-- Requirement --
All of the records below need to be copied exactly.

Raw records
%%

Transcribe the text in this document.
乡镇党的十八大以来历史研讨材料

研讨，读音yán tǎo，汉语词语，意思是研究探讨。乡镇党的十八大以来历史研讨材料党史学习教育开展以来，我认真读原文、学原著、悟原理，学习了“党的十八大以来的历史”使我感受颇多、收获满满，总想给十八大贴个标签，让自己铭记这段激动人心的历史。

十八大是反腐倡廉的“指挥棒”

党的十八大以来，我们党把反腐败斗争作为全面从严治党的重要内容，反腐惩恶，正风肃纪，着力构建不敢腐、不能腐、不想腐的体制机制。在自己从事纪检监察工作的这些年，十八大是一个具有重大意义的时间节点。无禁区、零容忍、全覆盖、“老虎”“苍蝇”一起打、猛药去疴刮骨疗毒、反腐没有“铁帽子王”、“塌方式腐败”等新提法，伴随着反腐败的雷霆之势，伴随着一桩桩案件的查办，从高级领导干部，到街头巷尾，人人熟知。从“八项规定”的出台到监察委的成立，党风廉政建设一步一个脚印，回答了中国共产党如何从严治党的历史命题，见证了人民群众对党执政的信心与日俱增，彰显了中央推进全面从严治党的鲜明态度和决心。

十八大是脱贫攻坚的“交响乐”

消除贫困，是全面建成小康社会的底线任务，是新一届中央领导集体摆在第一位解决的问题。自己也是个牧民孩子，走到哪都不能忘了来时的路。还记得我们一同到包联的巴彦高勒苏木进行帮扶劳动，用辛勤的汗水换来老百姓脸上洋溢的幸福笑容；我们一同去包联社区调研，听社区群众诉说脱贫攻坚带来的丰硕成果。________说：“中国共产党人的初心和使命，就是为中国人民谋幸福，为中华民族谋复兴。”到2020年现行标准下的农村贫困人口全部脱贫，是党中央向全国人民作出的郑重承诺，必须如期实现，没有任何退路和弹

%%

-- Solution --
Transcribe the text in this document.
乡镇党的十八大以来历史研讨材料

研讨，读音yán tǎo，汉语词语，意思是研究探讨。乡镇党的十八大以来历史研讨材料党史学习教育开展以来，我认真读原文、学原著、悟原理，学习了“党的十八大以来的历史”使我感受颇多、收获满满，总想给十八大贴个标签，让自己铭记这段激动人心的历史。

十八大是反腐倡廉的“指挥棒”

党的十八大以来，我们党把反腐败斗争作为全面从严治党的重要内容，反腐惩恶，正风肃纪，着力构建不敢腐、不能腐、不想腐的体制机制。在自己从事纪检监察工作的这些年，十八大是一个具有重大意义的时间节点。无禁区、零容忍、全覆盖、“老虎”“苍蝇”一起打、猛药去疴刮骨疗毒、反腐没有“铁帽子王”、“塌方式腐败”等新提法，伴随着反腐败的雷霆之势，伴随着一桩桩案件的查办，从高级领导干部，到街头巷尾，人人熟知。从“八项规定”的出台到监察委的成立，党风廉政建设一步一个脚印，回答了中国共产党如何从严治党的历史命题，见证了人民群众对党执政的信心与日俱增，彰显了中央推进全面从严治党的鲜明态度和决心。

十八大是脱贫攻坚的“交响乐”

消除贫困，是全面建成小康社会的底线任务，是新一届中央领导集体摆在第一位解决的问题。自己也是个牧民孩子，走到哪都不能忘了来时的路。还记得我们一同到包联的巴彦高勒苏木进行帮扶劳动，用辛勤的汗水换来老百姓脸上洋溢的幸福笑容；我们一同去包联社区调研，听社区群众诉说脱贫攻坚带来的丰硕成果。________说：“中国共产党人的初心和使命，就是为中国人民谋幸福，为中华民族谋复兴。”到2020年现行标准下的农村贫困人口全部脱贫，是党中央向全国人民作出的郑重承诺，必须如期实现，没有任何退路和弹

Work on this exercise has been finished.